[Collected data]
┌──

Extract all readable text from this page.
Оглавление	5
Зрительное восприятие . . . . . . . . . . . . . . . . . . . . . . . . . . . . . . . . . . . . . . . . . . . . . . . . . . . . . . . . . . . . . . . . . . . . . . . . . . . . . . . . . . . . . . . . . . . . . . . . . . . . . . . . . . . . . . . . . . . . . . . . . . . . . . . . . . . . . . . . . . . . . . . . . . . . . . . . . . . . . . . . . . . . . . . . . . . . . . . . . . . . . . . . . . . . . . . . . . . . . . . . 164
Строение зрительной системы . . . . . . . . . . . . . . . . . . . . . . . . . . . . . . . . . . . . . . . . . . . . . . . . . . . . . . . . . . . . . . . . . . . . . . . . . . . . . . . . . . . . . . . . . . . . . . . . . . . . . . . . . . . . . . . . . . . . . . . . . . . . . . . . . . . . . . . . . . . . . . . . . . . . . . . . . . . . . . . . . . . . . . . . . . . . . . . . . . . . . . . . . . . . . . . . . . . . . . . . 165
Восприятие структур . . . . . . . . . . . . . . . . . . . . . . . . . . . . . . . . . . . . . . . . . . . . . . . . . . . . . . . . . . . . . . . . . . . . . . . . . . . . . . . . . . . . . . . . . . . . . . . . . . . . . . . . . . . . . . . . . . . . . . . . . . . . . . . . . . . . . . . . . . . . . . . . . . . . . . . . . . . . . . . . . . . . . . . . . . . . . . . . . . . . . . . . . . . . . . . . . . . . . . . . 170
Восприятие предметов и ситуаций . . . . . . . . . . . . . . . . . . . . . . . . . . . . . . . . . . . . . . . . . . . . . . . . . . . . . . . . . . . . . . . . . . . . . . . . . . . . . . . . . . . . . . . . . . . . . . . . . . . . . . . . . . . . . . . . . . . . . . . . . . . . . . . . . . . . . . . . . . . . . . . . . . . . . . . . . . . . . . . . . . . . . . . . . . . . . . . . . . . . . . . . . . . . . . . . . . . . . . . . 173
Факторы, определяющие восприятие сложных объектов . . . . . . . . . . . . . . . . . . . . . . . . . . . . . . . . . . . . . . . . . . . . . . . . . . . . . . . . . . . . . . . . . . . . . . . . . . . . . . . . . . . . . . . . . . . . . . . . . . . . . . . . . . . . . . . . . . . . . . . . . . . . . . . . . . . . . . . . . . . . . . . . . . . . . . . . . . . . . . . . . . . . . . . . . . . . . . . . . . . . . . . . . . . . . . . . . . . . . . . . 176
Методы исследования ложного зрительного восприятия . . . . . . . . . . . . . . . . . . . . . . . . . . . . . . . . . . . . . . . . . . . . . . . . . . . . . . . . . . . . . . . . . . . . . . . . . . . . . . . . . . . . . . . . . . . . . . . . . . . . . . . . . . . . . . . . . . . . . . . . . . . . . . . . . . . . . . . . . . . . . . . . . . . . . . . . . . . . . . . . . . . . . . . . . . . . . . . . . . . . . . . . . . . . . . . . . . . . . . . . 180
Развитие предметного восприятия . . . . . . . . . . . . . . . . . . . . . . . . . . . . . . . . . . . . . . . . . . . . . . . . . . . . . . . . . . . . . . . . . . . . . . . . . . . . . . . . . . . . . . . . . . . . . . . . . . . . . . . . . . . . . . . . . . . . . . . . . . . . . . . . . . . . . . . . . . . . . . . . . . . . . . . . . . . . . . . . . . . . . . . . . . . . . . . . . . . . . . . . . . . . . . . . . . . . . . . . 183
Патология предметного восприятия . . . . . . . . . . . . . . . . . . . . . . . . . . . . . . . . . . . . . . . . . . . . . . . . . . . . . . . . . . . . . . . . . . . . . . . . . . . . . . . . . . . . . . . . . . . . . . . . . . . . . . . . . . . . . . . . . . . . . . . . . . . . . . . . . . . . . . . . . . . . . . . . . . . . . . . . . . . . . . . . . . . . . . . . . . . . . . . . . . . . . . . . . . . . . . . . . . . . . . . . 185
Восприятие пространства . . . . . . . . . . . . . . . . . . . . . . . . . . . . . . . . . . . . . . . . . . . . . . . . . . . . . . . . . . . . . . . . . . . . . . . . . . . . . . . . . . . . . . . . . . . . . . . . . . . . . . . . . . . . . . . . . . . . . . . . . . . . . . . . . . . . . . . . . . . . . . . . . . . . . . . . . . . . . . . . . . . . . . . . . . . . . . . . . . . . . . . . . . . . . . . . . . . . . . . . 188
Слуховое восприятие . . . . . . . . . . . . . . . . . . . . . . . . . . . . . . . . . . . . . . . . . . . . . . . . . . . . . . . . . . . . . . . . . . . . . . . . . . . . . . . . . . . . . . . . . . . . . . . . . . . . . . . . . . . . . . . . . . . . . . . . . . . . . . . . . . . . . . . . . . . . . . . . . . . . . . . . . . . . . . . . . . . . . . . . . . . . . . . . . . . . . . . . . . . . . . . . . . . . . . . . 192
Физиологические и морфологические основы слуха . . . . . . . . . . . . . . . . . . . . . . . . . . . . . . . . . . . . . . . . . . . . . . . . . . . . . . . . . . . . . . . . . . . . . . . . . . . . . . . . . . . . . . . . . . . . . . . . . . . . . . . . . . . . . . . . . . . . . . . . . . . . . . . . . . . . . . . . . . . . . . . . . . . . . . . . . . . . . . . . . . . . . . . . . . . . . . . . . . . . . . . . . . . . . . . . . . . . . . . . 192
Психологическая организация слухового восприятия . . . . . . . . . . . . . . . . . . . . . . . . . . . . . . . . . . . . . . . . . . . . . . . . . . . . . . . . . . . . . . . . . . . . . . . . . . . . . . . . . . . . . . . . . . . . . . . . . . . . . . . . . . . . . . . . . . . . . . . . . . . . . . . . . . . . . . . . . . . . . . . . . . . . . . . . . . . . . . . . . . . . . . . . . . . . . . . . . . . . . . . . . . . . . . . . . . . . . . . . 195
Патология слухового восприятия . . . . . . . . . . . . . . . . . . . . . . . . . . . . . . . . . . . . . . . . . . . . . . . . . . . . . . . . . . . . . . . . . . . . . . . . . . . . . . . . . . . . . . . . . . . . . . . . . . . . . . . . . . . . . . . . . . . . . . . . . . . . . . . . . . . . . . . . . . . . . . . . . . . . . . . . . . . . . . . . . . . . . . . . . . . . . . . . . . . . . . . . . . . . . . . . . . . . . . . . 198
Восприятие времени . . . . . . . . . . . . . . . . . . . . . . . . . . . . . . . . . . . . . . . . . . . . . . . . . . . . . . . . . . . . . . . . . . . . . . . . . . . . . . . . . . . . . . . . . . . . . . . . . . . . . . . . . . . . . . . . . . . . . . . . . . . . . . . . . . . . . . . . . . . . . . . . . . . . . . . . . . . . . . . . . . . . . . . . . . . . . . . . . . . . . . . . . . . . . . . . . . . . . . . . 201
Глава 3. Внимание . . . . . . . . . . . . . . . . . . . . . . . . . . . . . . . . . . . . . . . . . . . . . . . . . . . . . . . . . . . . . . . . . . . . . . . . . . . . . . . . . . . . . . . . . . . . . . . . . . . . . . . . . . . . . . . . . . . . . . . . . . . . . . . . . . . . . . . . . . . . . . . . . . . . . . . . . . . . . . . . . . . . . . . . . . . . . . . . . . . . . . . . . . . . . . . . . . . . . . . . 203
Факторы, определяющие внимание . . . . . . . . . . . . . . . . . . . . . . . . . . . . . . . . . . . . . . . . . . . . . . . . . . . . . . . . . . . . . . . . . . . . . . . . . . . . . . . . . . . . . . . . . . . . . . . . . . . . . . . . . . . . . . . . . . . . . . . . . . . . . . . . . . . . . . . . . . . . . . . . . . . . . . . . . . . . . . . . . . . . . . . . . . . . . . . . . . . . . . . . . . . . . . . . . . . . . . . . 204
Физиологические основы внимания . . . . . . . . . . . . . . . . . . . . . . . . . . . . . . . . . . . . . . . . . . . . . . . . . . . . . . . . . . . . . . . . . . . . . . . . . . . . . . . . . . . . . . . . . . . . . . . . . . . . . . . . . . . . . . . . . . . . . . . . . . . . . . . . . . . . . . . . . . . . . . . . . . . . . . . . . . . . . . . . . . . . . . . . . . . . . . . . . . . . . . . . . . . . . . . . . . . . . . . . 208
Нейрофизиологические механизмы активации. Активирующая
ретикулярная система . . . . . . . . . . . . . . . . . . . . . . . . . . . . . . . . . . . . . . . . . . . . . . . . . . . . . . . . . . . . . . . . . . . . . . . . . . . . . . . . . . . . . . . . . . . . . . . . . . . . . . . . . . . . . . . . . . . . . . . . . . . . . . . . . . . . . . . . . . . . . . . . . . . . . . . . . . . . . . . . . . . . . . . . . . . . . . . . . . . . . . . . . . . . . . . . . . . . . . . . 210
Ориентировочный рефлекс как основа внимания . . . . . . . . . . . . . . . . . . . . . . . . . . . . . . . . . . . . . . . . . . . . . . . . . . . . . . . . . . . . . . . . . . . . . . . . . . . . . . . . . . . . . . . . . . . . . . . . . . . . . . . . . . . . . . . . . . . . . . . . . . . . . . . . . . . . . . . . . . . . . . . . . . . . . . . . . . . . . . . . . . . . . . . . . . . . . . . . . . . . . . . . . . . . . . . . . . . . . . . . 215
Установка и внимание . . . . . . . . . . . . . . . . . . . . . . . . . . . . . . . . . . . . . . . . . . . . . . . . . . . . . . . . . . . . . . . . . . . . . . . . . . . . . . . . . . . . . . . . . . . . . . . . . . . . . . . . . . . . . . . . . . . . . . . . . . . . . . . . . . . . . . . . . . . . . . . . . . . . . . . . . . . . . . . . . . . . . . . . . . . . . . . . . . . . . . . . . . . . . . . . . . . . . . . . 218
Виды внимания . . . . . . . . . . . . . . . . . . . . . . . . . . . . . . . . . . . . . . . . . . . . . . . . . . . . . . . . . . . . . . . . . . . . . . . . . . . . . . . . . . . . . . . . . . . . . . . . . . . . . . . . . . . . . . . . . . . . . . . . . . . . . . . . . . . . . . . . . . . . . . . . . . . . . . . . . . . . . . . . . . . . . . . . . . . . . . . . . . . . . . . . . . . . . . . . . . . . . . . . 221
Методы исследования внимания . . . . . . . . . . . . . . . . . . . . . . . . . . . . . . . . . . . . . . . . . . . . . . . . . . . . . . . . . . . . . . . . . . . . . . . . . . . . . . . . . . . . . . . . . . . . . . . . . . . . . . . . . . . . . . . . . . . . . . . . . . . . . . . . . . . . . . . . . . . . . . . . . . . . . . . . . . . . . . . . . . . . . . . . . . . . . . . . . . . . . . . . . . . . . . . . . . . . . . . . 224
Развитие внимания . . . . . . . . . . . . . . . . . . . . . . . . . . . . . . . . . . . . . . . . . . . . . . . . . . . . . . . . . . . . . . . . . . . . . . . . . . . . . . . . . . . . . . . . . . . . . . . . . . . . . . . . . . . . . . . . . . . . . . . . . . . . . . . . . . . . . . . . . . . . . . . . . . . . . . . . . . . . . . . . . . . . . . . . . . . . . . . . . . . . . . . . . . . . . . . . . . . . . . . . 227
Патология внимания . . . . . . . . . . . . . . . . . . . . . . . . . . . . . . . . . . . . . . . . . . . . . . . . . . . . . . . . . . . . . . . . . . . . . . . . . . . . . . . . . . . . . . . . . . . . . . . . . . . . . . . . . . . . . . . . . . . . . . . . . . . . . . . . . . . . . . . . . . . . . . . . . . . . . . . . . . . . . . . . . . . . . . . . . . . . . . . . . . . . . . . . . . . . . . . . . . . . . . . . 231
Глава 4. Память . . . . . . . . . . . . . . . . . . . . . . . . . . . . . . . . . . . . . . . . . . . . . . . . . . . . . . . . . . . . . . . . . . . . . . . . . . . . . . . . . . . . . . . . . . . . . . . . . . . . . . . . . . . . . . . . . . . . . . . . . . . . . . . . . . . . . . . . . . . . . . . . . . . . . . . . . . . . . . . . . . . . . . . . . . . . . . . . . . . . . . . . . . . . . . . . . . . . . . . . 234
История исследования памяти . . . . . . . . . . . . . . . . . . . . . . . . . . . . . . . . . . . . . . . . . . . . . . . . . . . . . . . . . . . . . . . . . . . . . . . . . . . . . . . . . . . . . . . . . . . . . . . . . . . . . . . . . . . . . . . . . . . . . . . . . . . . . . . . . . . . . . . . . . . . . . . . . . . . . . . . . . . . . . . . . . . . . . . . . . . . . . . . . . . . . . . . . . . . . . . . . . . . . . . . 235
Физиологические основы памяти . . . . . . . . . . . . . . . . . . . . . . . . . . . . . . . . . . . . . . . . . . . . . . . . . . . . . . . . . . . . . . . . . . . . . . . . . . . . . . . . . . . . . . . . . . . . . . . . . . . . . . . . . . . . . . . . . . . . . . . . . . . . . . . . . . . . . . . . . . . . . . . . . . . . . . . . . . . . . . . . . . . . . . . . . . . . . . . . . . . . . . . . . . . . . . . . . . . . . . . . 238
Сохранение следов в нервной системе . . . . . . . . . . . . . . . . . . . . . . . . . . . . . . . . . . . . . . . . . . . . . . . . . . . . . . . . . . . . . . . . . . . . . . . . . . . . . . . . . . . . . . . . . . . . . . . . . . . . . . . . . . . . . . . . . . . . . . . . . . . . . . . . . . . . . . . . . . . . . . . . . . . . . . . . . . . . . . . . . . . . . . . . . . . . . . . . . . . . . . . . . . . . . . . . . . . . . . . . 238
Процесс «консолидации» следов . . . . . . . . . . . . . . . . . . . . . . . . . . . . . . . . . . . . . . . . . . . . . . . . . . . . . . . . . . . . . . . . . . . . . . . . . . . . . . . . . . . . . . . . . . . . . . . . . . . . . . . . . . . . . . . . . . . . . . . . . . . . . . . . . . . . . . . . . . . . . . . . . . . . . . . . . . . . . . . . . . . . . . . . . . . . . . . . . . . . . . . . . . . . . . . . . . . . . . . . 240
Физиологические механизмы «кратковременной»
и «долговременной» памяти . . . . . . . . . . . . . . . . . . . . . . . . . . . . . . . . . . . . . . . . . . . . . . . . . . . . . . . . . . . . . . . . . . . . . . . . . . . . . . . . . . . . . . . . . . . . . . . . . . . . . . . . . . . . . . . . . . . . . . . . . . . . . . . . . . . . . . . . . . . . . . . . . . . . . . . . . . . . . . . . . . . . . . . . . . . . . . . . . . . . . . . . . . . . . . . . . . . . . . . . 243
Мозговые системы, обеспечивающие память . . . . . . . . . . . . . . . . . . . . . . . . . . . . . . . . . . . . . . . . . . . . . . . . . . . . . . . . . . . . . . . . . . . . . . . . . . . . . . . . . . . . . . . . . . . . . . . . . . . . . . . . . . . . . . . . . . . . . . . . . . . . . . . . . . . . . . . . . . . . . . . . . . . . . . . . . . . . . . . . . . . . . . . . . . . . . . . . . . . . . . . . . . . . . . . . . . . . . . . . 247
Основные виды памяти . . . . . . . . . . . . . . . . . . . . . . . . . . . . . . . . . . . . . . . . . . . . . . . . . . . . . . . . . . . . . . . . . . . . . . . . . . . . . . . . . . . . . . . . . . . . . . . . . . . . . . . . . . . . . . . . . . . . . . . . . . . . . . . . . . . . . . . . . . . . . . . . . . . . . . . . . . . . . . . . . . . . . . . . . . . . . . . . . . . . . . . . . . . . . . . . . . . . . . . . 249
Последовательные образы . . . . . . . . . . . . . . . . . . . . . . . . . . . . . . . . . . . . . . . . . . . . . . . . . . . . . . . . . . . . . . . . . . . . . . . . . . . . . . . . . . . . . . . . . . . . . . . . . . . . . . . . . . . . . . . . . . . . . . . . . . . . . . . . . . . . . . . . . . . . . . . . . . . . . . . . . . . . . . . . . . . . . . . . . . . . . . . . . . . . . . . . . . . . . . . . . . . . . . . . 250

└──

• **The exercise**
Reproduce each line from the records that contains the word "механизмы".

• **Expected answer**
Нейрофизиологические механизмы активации. Активирующая
Физиологические механизмы «кратковременной»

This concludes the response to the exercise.